## Begin Given records
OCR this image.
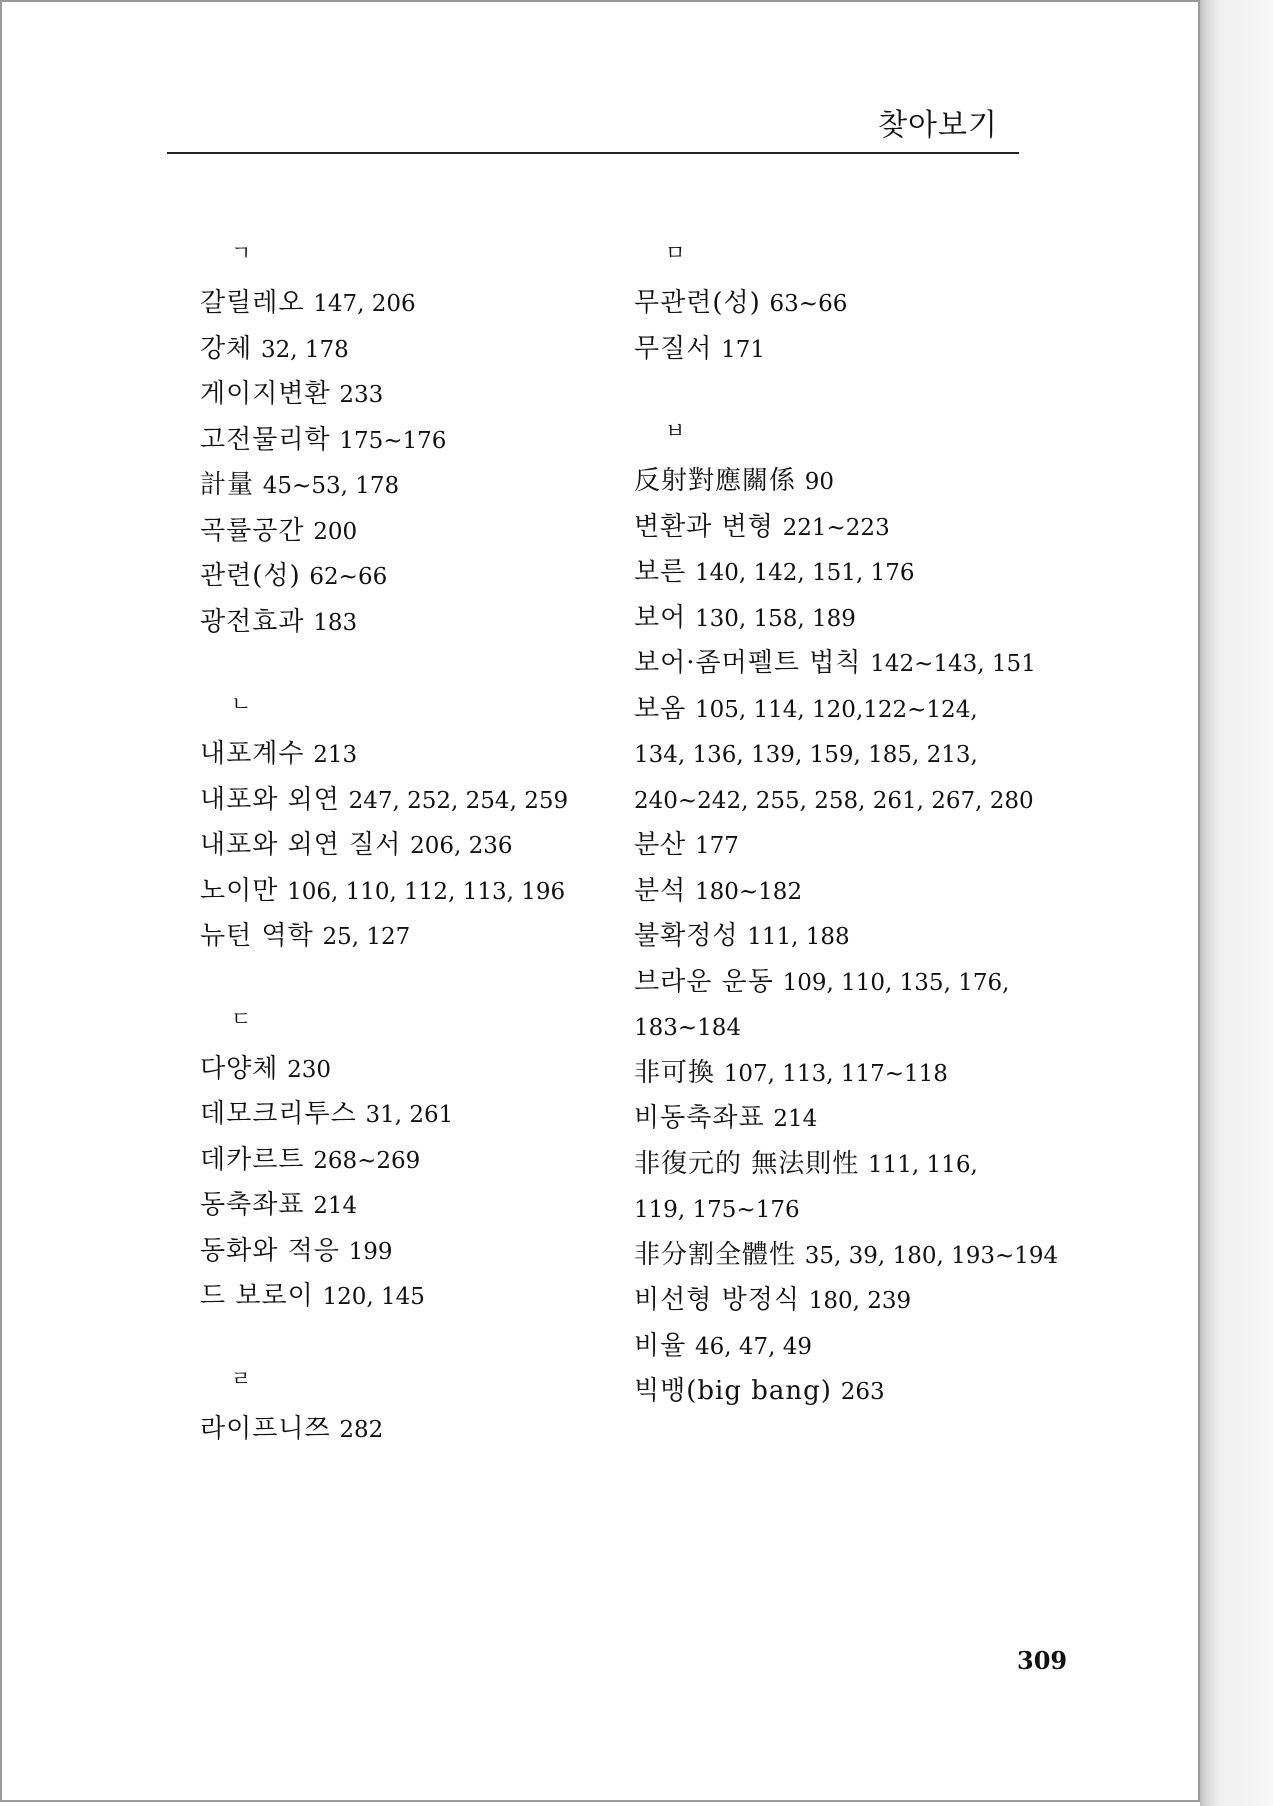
찾아보기
ㄱ
갈릴레오 147, 206
강체 32, 178
게이지변환 233
고전물리학 175~176
計量 45~53, 178
곡률공간 200
관련(성) 62~66
광전효과 183
ㄴ
내포계수 213
내포와 외연 247, 252, 254, 259
내포와 외연 질서 206, 236
노이만 106, 110, 112, 113, 196
뉴턴 역학 25, 127
ㄷ
다양체 230
데모크리투스 31, 261
데카르트 268~269
동축좌표 214
동화와 적응 199
드 보로이 120, 145
ㄹ
라이프니쯔 282
ㅁ
무관련(성) 63~66
무질서 171
ㅂ
反射對應關係 90
변환과 변형 221~223
보른 140, 142, 151, 176
보어 130, 158, 189
보어·좀머펠트 법칙 142~143, 151
보옴 105, 114, 120,122~124, 134, 136, 139, 159, 185, 213, 240~242, 255, 258, 261, 267, 280
분산 177
분석 180~182
불확정성 111, 188
브라운 운동 109, 110, 135, 176, 183~184
非可換 107, 113, 117~118
비동축좌표 214
非復元的 無法則性 111, 116, 119, 175~176
非分割全體性 35, 39, 180, 193~194
비선형 방정식 180, 239
비율 46, 47, 49
빅뱅(big bang) 263
309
## End Given records
• Exercise
All of the entries above should be duplicated exactly, except for the pictures.

• Exercise response
OCR this image.
찾아보기
ㄱ
갈릴레오 147, 206
강체 32, 178
게이지변환 233
고전물리학 175~176
計量 45~53, 178
곡률공간 200
관련(성) 62~66
광전효과 183
ㄴ
내포계수 213
내포와 외연 247, 252, 254, 259
내포와 외연 질서 206, 236
노이만 106, 110, 112, 113, 196
뉴턴 역학 25, 127
ㄷ
다양체 230
데모크리투스 31, 261
데카르트 268~269
동축좌표 214
동화와 적응 199
드 보로이 120, 145
ㄹ
라이프니쯔 282
ㅁ
무관련(성) 63~66
무질서 171
ㅂ
反射對應關係 90
변환과 변형 221~223
보른 140, 142, 151, 176
보어 130, 158, 189
보어·좀머펠트 법칙 142~143, 151
보옴 105, 114, 120,122~124, 134, 136, 139, 159, 185, 213, 240~242, 255, 258, 261, 267, 280
분산 177
분석 180~182
불확정성 111, 188
브라운 운동 109, 110, 135, 176, 183~184
非可換 107, 113, 117~118
비동축좌표 214
非復元的 無法則性 111, 116, 119, 175~176
非分割全體性 35, 39, 180, 193~194
비선형 방정식 180, 239
비율 46, 47, 49
빅뱅(big bang) 263
309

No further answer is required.